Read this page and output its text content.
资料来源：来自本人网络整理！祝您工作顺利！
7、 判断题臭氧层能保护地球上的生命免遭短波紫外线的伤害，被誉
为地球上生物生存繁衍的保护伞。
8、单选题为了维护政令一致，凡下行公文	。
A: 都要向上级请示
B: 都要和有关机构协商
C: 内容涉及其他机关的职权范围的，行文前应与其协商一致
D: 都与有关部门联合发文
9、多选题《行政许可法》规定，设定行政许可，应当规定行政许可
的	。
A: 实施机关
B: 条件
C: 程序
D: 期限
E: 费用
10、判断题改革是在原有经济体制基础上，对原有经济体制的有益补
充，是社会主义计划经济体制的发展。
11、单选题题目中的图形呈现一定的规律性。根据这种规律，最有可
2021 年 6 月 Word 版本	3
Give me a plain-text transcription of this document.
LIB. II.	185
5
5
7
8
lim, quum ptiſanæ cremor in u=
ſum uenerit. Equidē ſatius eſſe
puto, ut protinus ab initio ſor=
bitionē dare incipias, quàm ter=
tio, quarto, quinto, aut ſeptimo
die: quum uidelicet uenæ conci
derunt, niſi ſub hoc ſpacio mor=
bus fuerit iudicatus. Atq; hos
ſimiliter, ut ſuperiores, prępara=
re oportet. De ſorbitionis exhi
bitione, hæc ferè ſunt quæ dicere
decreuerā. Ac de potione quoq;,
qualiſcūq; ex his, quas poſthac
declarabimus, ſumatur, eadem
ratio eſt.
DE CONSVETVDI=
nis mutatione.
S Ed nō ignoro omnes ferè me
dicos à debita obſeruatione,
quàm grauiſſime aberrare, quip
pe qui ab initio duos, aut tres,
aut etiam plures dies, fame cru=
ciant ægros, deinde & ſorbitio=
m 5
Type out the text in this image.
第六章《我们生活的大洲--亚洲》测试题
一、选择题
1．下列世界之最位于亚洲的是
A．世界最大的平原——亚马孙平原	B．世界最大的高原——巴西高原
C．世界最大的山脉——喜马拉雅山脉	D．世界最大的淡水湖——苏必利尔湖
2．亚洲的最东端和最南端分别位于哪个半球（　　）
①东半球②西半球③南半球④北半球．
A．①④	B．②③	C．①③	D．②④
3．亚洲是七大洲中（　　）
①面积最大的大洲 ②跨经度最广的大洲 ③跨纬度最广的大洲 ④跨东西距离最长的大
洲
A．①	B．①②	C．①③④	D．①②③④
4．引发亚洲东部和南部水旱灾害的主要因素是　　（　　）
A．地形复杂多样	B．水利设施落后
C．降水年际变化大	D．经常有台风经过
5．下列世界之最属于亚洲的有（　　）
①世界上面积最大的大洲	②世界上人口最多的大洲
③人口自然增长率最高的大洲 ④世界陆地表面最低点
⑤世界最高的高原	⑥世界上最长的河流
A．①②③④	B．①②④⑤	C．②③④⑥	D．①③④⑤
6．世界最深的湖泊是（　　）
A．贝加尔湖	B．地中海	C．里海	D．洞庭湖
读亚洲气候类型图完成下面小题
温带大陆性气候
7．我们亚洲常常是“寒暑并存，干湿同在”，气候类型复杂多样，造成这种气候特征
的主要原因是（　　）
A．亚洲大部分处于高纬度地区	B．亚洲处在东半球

━━━━

Look through the records and gather each line with the word "①②③④".

FINAL RESULT
A．①	B．①②	C．①③④	D．①②③④
A．①②③④	B．①②④⑤	C．②③④⑥	D．①③④⑤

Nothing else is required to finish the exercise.